Dataset excerpt
----
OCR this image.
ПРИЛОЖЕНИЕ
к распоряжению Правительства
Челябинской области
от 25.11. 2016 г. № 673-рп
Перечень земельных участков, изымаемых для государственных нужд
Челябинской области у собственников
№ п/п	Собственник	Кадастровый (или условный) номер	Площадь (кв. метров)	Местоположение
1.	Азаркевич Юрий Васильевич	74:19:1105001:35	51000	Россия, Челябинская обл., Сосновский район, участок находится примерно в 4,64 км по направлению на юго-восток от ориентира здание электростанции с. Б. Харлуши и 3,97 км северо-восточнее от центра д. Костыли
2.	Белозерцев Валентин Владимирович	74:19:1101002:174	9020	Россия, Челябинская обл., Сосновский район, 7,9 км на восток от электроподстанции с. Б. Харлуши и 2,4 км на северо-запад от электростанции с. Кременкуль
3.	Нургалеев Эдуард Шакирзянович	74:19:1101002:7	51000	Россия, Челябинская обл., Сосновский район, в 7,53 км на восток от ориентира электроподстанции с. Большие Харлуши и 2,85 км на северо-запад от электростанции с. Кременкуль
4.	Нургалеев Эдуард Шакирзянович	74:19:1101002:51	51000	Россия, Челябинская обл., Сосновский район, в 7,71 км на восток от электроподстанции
----
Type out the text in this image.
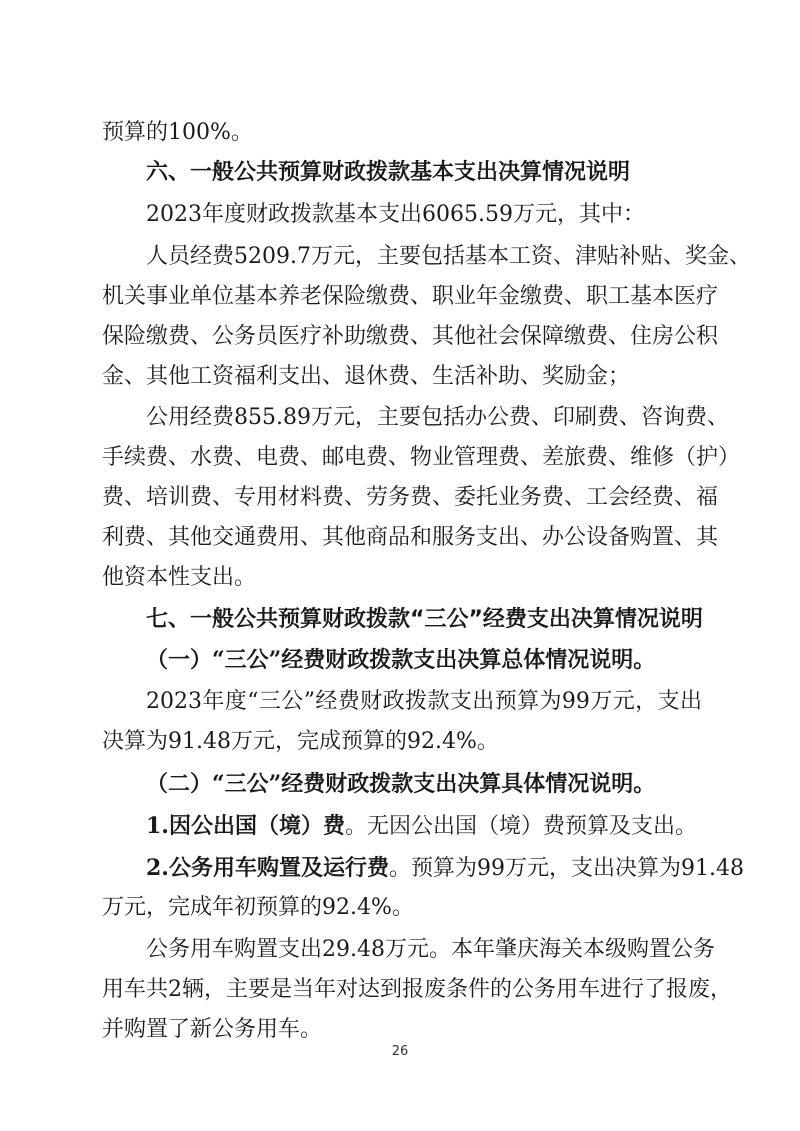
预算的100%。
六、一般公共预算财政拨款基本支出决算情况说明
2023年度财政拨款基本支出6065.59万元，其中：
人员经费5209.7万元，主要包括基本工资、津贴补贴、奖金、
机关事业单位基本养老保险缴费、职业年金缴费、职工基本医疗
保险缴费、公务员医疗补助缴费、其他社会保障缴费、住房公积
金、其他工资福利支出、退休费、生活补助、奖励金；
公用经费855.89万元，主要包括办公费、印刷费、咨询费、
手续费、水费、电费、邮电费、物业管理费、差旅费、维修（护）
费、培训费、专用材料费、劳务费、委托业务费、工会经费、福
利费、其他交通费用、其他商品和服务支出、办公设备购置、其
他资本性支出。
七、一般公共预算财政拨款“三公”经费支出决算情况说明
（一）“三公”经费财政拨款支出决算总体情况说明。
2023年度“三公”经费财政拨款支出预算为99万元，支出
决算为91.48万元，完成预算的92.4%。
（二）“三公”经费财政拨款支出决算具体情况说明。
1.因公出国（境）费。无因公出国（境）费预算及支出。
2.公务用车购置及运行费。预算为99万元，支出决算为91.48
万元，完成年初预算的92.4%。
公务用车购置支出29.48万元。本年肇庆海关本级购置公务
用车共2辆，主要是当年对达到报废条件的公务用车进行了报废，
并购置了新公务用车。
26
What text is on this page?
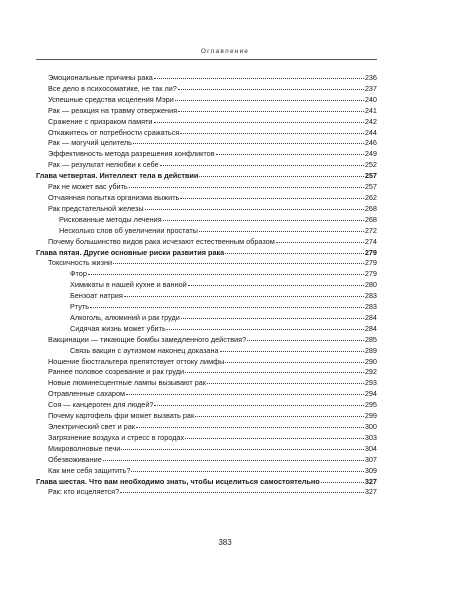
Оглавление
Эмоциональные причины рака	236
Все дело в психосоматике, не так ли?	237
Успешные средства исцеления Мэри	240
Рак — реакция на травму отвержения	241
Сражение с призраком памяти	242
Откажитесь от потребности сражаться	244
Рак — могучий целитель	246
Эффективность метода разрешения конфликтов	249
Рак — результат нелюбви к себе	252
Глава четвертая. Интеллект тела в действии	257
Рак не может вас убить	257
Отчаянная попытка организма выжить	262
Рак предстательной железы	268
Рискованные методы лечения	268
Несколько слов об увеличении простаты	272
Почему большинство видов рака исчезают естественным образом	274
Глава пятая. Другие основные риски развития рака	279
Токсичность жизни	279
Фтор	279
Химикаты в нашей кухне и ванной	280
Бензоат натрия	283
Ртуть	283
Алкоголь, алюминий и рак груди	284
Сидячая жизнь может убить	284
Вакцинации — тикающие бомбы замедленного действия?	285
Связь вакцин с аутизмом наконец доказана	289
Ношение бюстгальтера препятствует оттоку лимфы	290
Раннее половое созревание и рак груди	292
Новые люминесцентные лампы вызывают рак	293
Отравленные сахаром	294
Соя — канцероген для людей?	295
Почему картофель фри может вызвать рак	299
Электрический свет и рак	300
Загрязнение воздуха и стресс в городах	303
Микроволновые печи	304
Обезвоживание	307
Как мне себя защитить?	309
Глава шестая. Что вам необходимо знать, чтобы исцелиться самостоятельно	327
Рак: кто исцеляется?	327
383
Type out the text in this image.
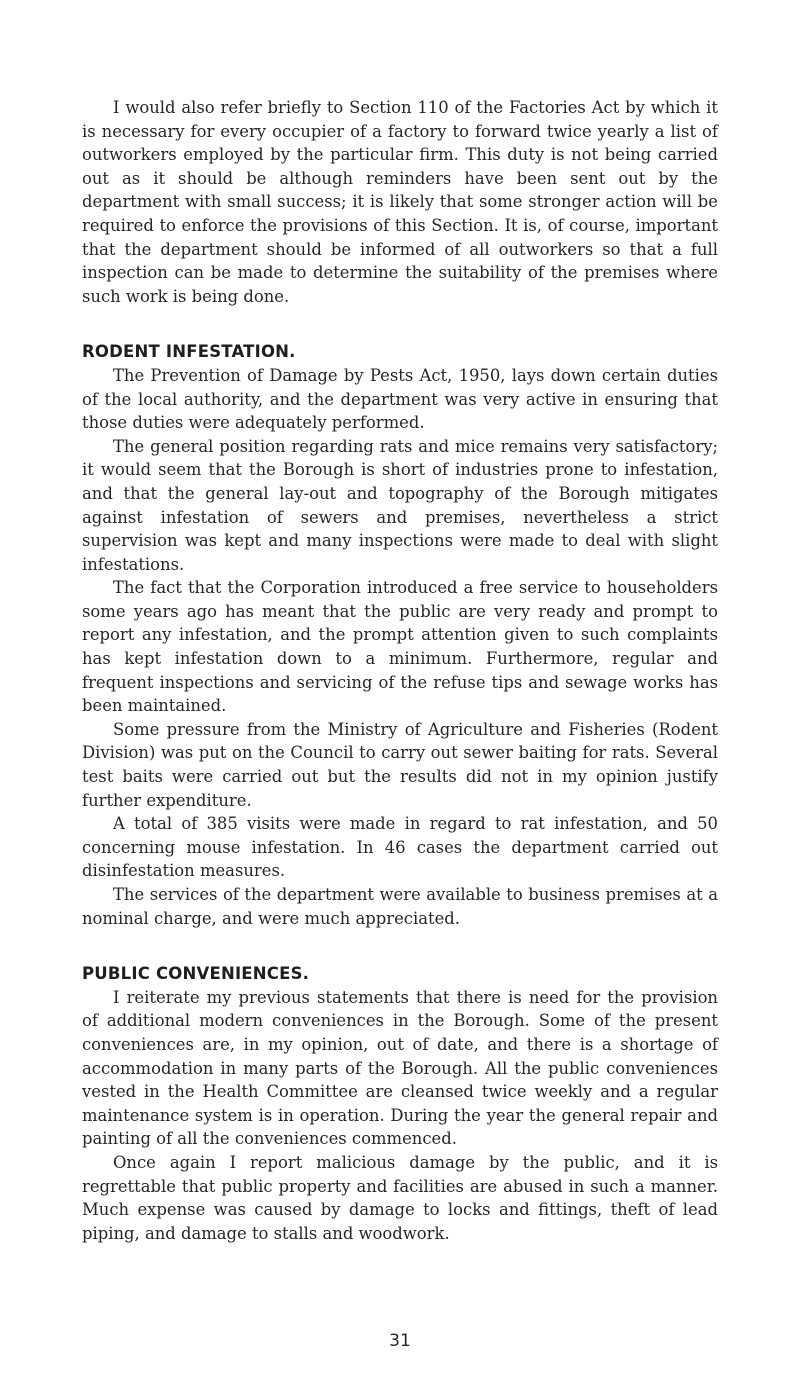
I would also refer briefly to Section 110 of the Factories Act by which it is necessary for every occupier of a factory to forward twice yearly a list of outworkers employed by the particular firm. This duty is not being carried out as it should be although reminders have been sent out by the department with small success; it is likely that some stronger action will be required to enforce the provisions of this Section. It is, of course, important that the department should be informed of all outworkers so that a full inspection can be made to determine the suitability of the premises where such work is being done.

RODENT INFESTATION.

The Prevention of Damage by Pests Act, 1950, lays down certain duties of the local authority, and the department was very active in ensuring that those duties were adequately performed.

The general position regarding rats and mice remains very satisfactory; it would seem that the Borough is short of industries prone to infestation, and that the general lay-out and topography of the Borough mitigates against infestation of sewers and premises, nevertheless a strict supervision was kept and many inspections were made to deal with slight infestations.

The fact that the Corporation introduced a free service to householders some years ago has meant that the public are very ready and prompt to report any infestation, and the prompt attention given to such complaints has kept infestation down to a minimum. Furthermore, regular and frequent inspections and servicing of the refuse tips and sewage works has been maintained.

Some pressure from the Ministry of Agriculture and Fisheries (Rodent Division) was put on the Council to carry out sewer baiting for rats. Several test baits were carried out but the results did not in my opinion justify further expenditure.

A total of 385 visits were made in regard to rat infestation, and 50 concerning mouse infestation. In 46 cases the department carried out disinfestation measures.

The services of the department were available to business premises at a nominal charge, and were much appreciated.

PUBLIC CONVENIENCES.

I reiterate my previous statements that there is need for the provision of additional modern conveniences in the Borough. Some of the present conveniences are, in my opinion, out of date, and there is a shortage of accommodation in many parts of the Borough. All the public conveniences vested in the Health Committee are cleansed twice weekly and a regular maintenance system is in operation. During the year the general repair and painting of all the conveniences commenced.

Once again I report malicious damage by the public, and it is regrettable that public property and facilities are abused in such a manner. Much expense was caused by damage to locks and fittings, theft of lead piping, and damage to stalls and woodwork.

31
----
Written problem — Work out how many lines of the listing above include "Кременкуль". Answer with the number and nothing more.

Output below — 2